→ **The exercise**
Nothing may be dropped or altered: reproduce all the data.

→ **Supplied data**
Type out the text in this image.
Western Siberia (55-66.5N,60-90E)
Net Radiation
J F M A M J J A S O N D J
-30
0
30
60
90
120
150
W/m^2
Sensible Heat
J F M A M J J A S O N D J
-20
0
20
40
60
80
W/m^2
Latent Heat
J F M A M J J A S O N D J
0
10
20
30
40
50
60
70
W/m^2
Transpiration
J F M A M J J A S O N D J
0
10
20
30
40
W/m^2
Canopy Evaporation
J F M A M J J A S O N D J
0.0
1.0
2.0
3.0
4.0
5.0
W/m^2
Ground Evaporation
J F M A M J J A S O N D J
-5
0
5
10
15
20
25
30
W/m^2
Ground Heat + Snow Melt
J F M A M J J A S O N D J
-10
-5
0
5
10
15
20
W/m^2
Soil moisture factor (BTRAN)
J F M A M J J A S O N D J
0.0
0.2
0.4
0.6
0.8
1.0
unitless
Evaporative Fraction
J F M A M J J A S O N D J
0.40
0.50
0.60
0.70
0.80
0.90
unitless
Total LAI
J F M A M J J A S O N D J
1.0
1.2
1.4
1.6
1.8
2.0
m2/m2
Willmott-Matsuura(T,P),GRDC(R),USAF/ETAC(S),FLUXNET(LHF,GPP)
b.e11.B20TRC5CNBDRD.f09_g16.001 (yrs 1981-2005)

→ **The response**
Type out the text in this image.
Western Siberia (55-66.5N,60-90E)
Net Radiation
J F M A M J J A S O N D J
-30
0
30
60
90
120
150
W/m^2
Sensible Heat
J F M A M J J A S O N D J
-20
0
20
40
60
80
W/m^2
Latent Heat
J F M A M J J A S O N D J
0
10
20
30
40
50
60
70
W/m^2
Transpiration
J F M A M J J A S O N D J
0
10
20
30
40
W/m^2
Canopy Evaporation
J F M A M J J A S O N D J
0.0
1.0
2.0
3.0
4.0
5.0
W/m^2
Ground Evaporation
J F M A M J J A S O N D J
-5
0
5
10
15
20
25
30
W/m^2
Ground Heat + Snow Melt
J F M A M J J A S O N D J
-10
-5
0
5
10
15
20
W/m^2
Soil moisture factor (BTRAN)
J F M A M J J A S O N D J
0.0
0.2
0.4
0.6
0.8
1.0
unitless
Evaporative Fraction
J F M A M J J A S O N D J
0.40
0.50
0.60
0.70
0.80
0.90
unitless
Total LAI
J F M A M J J A S O N D J
1.0
1.2
1.4
1.6
1.8
2.0
m2/m2
Willmott-Matsuura(T,P),GRDC(R),USAF/ETAC(S),FLUXNET(LHF,GPP)
b.e11.B20TRC5CNBDRD.f09_g16.001 (yrs 1981-2005)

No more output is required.